START Record excerpts

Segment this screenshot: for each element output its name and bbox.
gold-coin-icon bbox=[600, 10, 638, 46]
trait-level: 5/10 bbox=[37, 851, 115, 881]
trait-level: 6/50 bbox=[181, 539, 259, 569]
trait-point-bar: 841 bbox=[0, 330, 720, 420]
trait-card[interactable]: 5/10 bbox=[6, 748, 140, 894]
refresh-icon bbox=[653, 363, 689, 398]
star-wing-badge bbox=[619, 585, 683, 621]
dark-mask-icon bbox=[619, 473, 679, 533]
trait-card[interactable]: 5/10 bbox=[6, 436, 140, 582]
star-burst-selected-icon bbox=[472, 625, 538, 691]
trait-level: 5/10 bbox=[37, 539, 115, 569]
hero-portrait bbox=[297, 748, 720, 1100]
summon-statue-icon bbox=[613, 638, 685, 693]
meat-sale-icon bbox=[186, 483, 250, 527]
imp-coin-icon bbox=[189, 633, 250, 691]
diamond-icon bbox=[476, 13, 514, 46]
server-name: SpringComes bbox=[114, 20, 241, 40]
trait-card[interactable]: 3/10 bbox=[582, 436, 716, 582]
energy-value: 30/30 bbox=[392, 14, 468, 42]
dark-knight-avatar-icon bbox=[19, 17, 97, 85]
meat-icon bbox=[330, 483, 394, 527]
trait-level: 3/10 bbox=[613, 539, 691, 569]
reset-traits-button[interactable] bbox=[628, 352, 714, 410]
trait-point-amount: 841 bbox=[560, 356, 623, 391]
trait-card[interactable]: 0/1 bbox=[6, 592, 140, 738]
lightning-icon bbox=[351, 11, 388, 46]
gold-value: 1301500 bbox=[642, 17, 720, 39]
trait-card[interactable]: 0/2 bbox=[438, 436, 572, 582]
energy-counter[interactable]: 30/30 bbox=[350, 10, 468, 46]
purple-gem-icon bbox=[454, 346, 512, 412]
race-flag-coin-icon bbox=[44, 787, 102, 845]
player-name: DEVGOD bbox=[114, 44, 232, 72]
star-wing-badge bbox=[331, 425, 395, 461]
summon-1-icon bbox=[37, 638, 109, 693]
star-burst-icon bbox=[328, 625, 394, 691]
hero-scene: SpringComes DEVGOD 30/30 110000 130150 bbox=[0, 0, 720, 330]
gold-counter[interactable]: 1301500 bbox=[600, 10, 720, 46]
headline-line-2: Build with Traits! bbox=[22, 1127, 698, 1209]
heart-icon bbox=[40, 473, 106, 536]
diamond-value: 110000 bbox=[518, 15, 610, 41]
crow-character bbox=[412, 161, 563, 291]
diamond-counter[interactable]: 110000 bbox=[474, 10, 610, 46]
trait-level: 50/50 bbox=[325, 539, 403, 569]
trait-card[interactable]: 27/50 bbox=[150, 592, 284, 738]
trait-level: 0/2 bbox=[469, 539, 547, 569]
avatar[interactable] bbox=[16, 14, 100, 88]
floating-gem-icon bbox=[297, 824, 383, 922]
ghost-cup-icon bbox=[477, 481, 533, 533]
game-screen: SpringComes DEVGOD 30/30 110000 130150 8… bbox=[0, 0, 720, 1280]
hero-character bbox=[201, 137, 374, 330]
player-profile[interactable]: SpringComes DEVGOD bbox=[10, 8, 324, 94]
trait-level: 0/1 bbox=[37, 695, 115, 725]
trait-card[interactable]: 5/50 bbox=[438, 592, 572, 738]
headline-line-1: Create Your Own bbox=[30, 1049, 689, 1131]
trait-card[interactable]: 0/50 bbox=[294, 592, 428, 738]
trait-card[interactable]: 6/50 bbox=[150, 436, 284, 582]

END Record excerpts

_Problem:_
Please copy every one of the lines above without changing anything.

_Result:_
Segment this screenshot: for each element output its name and bbox.
gold-coin-icon bbox=[600, 10, 638, 46]
trait-level: 5/10 bbox=[37, 851, 115, 881]
trait-level: 6/50 bbox=[181, 539, 259, 569]
trait-point-bar: 841 bbox=[0, 330, 720, 420]
trait-card[interactable]: 5/10 bbox=[6, 748, 140, 894]
refresh-icon bbox=[653, 363, 689, 398]
star-wing-badge bbox=[619, 585, 683, 621]
dark-mask-icon bbox=[619, 473, 679, 533]
trait-card[interactable]: 5/10 bbox=[6, 436, 140, 582]
star-burst-selected-icon bbox=[472, 625, 538, 691]
trait-level: 5/10 bbox=[37, 539, 115, 569]
hero-portrait bbox=[297, 748, 720, 1100]
summon-statue-icon bbox=[613, 638, 685, 693]
meat-sale-icon bbox=[186, 483, 250, 527]
imp-coin-icon bbox=[189, 633, 250, 691]
diamond-icon bbox=[476, 13, 514, 46]
server-name: SpringComes bbox=[114, 20, 241, 40]
trait-card[interactable]: 3/10 bbox=[582, 436, 716, 582]
energy-value: 30/30 bbox=[392, 14, 468, 42]
dark-knight-avatar-icon bbox=[19, 17, 97, 85]
meat-icon bbox=[330, 483, 394, 527]
trait-level: 3/10 bbox=[613, 539, 691, 569]
reset-traits-button[interactable] bbox=[628, 352, 714, 410]
trait-point-amount: 841 bbox=[560, 356, 623, 391]
trait-card[interactable]: 0/1 bbox=[6, 592, 140, 738]
lightning-icon bbox=[351, 11, 388, 46]
gold-value: 1301500 bbox=[642, 17, 720, 39]
trait-card[interactable]: 0/2 bbox=[438, 436, 572, 582]
energy-counter[interactable]: 30/30 bbox=[350, 10, 468, 46]
purple-gem-icon bbox=[454, 346, 512, 412]
race-flag-coin-icon bbox=[44, 787, 102, 845]
player-name: DEVGOD bbox=[114, 44, 232, 72]
star-wing-badge bbox=[331, 425, 395, 461]
summon-1-icon bbox=[37, 638, 109, 693]
star-burst-icon bbox=[328, 625, 394, 691]
hero-scene: SpringComes DEVGOD 30/30 110000 130150 bbox=[0, 0, 720, 330]
gold-counter[interactable]: 1301500 bbox=[600, 10, 720, 46]
headline-line-2: Build with Traits! bbox=[22, 1127, 698, 1209]
heart-icon bbox=[40, 473, 106, 536]
diamond-value: 110000 bbox=[518, 15, 610, 41]
crow-character bbox=[412, 161, 563, 291]
diamond-counter[interactable]: 110000 bbox=[474, 10, 610, 46]
trait-level: 50/50 bbox=[325, 539, 403, 569]
trait-card[interactable]: 27/50 bbox=[150, 592, 284, 738]
trait-level: 0/2 bbox=[469, 539, 547, 569]
avatar[interactable] bbox=[16, 14, 100, 88]
floating-gem-icon bbox=[297, 824, 383, 922]
ghost-cup-icon bbox=[477, 481, 533, 533]
game-screen: SpringComes DEVGOD 30/30 110000 130150 8… bbox=[0, 0, 720, 1280]
hero-character bbox=[201, 137, 374, 330]
player-profile[interactable]: SpringComes DEVGOD bbox=[10, 8, 324, 94]
trait-level: 0/1 bbox=[37, 695, 115, 725]
trait-card[interactable]: 5/50 bbox=[438, 592, 572, 738]
headline-line-1: Create Your Own bbox=[30, 1049, 689, 1131]
trait-card[interactable]: 0/50 bbox=[294, 592, 428, 738]
trait-card[interactable]: 6/50 bbox=[150, 436, 284, 582]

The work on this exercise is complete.